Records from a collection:
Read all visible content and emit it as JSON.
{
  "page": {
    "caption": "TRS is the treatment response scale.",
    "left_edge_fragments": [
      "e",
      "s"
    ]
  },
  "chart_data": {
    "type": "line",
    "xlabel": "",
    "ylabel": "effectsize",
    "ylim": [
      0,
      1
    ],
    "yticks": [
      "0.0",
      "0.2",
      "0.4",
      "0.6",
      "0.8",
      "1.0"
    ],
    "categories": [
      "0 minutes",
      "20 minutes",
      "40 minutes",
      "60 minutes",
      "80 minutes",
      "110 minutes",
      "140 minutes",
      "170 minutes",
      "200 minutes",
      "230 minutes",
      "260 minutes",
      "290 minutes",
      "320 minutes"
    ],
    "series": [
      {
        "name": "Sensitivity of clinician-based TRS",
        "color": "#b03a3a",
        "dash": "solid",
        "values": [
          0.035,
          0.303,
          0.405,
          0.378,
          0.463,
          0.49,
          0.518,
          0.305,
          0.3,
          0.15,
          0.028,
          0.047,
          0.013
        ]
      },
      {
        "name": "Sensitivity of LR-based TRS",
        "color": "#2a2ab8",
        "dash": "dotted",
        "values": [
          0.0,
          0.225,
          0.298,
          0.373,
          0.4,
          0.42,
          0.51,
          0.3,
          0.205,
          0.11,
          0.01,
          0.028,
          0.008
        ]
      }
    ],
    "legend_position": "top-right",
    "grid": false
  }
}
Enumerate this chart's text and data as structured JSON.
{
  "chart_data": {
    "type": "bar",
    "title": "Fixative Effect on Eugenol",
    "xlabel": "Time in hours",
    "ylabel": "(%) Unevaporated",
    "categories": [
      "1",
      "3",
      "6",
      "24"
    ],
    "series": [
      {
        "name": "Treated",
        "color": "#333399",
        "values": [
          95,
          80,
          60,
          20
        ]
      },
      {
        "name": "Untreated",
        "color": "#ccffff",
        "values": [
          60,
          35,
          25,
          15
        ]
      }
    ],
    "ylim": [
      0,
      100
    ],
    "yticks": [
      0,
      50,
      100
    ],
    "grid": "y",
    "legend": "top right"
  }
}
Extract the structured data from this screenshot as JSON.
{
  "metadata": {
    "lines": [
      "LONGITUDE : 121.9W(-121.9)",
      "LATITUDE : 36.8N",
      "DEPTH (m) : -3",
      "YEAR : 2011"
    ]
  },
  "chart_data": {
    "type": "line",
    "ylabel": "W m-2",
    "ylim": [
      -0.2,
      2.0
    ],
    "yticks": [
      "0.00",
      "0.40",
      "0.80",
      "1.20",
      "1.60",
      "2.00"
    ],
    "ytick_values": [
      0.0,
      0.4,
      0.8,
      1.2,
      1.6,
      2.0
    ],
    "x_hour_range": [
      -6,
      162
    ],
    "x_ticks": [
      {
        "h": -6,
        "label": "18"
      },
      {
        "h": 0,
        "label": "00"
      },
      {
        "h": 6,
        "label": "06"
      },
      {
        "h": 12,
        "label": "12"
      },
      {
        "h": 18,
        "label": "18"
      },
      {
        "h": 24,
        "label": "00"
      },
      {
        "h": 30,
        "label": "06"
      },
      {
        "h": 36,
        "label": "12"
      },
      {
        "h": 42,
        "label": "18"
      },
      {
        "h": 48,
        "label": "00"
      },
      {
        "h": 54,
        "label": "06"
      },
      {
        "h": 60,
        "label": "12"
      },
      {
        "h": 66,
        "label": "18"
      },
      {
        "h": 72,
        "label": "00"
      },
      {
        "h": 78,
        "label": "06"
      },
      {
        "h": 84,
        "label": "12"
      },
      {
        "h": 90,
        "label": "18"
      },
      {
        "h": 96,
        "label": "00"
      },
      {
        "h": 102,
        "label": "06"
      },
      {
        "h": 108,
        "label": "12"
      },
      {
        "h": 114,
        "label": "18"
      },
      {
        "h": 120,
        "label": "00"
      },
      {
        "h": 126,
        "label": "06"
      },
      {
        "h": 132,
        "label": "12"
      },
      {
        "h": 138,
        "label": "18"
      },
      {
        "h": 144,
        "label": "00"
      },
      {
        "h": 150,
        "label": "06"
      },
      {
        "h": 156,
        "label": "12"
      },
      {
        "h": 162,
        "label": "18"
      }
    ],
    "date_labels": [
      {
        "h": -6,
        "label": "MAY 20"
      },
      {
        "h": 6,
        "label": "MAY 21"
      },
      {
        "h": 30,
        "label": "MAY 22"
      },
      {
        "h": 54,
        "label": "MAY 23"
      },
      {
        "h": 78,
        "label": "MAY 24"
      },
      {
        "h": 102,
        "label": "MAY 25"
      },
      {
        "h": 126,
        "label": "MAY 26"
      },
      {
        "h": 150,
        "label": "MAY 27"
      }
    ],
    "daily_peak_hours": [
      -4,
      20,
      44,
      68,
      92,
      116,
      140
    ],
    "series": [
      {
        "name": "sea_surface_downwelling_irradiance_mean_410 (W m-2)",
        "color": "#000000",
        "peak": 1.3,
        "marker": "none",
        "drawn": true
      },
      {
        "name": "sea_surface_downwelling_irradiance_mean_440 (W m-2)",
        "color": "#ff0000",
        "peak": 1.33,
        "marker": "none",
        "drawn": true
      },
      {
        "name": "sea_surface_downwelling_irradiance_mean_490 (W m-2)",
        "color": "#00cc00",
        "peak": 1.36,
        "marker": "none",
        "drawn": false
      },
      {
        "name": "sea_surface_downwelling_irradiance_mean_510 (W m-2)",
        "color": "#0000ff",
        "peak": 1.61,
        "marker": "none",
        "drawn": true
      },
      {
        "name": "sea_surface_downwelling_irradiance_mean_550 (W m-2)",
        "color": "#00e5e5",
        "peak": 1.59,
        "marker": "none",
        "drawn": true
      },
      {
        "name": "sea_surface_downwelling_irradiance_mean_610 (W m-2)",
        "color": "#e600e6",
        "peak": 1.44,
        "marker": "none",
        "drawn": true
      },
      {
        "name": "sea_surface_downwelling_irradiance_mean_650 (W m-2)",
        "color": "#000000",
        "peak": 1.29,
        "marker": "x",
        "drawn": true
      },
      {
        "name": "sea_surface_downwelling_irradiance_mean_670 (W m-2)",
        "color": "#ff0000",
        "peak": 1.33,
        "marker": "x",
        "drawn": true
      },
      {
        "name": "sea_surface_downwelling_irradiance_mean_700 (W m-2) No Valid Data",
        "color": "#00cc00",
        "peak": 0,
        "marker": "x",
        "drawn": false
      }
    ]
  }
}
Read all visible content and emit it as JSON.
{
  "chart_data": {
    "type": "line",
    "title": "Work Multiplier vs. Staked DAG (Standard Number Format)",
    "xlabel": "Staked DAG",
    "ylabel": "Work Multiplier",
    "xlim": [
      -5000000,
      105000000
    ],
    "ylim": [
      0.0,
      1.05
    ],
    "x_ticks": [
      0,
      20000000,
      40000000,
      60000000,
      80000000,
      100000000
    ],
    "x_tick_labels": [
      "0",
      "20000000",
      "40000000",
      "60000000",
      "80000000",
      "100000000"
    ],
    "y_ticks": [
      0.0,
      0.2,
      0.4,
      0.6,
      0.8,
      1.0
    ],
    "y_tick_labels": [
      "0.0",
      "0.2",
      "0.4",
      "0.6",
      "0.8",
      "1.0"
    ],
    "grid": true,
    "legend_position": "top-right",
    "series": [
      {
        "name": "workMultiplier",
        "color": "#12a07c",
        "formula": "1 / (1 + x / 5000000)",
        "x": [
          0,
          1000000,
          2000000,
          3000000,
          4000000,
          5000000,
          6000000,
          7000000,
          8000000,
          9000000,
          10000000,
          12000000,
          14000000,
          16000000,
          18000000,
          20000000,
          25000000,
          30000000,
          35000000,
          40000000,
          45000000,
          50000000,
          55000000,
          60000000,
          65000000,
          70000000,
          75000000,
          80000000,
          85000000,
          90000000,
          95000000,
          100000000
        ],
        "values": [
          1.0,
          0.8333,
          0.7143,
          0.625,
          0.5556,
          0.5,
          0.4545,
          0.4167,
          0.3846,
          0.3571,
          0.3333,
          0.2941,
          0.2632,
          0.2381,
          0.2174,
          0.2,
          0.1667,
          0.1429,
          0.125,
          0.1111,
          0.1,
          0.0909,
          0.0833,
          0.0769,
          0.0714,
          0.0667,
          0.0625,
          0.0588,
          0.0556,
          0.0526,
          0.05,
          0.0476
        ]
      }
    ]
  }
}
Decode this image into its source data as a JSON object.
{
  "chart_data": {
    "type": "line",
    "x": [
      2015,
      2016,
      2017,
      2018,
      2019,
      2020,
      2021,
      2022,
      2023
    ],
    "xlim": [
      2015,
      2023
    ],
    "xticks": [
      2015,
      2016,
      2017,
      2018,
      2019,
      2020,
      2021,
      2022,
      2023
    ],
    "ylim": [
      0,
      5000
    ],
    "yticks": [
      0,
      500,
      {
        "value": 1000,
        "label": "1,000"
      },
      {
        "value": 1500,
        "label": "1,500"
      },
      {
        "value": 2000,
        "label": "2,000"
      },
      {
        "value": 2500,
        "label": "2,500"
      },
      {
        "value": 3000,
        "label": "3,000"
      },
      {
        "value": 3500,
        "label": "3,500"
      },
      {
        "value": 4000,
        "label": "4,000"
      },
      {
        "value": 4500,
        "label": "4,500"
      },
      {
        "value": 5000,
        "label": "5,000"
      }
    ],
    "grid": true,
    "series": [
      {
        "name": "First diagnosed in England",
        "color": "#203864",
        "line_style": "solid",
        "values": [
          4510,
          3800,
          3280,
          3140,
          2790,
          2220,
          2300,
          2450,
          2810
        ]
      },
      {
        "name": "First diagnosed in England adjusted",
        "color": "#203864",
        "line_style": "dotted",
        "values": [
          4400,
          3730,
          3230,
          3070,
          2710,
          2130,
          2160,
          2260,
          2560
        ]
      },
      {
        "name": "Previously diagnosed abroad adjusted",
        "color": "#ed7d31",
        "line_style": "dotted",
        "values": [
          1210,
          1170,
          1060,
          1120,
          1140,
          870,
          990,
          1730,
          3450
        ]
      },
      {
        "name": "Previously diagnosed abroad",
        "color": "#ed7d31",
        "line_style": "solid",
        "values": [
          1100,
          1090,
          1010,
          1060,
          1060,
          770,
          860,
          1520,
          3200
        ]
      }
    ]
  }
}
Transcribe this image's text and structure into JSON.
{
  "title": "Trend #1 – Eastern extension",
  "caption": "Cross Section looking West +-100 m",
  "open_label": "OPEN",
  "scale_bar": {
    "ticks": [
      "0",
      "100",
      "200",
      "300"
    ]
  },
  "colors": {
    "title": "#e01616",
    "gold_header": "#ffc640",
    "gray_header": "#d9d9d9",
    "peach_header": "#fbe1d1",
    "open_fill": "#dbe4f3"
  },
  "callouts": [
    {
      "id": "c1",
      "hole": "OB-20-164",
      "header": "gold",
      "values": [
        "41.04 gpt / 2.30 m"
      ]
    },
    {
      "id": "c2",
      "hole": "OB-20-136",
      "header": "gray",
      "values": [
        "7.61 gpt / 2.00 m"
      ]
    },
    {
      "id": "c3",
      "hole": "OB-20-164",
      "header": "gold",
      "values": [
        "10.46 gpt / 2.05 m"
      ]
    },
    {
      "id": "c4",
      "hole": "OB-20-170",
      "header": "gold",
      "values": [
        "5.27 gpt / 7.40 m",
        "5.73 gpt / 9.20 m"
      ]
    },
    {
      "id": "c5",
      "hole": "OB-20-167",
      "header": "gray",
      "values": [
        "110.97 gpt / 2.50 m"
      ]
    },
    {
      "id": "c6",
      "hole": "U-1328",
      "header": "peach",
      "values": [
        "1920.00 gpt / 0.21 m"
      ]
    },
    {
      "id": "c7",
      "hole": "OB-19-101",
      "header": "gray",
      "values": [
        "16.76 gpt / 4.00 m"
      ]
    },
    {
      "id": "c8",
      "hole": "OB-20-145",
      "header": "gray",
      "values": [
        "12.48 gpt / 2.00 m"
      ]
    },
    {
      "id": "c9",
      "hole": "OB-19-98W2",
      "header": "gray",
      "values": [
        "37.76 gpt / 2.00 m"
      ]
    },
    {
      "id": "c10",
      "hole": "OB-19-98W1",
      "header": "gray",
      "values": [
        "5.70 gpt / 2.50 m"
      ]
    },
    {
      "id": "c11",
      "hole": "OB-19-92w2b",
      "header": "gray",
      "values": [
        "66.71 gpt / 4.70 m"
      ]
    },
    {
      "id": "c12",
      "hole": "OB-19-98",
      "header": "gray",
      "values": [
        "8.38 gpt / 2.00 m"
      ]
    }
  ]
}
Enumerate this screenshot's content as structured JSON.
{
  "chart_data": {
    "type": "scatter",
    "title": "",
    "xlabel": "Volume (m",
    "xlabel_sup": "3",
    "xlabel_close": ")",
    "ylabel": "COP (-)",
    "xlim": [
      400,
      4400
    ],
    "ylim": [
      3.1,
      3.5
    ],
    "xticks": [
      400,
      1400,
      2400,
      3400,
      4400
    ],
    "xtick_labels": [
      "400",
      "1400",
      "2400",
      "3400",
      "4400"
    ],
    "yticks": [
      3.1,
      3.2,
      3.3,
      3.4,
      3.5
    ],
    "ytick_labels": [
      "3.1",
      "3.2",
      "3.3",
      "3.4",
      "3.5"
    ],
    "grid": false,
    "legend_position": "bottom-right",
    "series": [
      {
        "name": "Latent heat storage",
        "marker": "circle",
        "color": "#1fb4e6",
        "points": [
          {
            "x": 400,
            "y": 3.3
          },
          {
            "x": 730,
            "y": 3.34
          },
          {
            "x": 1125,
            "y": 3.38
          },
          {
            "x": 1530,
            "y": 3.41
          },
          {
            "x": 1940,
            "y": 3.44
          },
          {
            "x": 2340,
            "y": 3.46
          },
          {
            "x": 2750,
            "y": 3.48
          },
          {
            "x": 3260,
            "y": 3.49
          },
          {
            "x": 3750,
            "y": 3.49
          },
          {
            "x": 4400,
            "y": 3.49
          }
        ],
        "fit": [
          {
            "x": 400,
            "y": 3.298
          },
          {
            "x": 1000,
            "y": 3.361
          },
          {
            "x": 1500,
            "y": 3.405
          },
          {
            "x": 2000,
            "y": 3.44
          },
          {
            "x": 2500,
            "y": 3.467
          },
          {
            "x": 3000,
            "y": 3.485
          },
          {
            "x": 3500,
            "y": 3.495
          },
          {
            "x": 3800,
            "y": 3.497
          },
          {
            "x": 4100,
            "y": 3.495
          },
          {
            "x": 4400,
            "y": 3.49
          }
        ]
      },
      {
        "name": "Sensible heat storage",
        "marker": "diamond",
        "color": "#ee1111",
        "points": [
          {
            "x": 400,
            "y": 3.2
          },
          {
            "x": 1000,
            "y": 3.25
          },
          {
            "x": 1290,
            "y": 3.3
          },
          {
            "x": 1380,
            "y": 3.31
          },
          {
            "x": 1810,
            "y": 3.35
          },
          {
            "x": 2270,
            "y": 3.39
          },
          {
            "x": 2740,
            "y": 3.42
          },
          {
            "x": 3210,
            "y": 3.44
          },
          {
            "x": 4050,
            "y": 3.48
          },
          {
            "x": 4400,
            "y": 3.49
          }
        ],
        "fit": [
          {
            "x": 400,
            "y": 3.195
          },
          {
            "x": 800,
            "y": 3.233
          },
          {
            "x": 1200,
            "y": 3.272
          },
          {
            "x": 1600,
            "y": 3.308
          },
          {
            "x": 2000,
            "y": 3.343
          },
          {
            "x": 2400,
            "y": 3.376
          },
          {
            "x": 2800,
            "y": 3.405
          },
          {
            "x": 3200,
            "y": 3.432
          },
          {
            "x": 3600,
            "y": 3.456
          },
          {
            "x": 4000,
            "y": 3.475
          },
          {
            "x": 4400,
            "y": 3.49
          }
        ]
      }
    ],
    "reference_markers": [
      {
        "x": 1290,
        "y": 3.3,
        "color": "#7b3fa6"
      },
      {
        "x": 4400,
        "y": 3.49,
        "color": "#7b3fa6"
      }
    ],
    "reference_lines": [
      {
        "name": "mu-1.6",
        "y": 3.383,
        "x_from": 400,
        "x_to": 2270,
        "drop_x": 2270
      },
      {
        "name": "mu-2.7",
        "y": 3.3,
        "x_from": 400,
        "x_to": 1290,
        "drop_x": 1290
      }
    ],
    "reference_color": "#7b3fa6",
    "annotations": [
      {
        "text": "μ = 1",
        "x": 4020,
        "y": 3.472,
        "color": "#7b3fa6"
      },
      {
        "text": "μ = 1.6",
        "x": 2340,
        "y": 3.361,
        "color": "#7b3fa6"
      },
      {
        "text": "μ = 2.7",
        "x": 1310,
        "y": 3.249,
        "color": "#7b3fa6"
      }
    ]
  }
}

Short exercise:
Find every line in the records above that contains the word "diagnosed", and copy each one.

Solution for this exercise:
        "name": "First diagnosed in England",
        "name": "First diagnosed in England adjusted",
        "name": "Previously diagnosed abroad adjusted",
        "name": "Previously diagnosed abroad",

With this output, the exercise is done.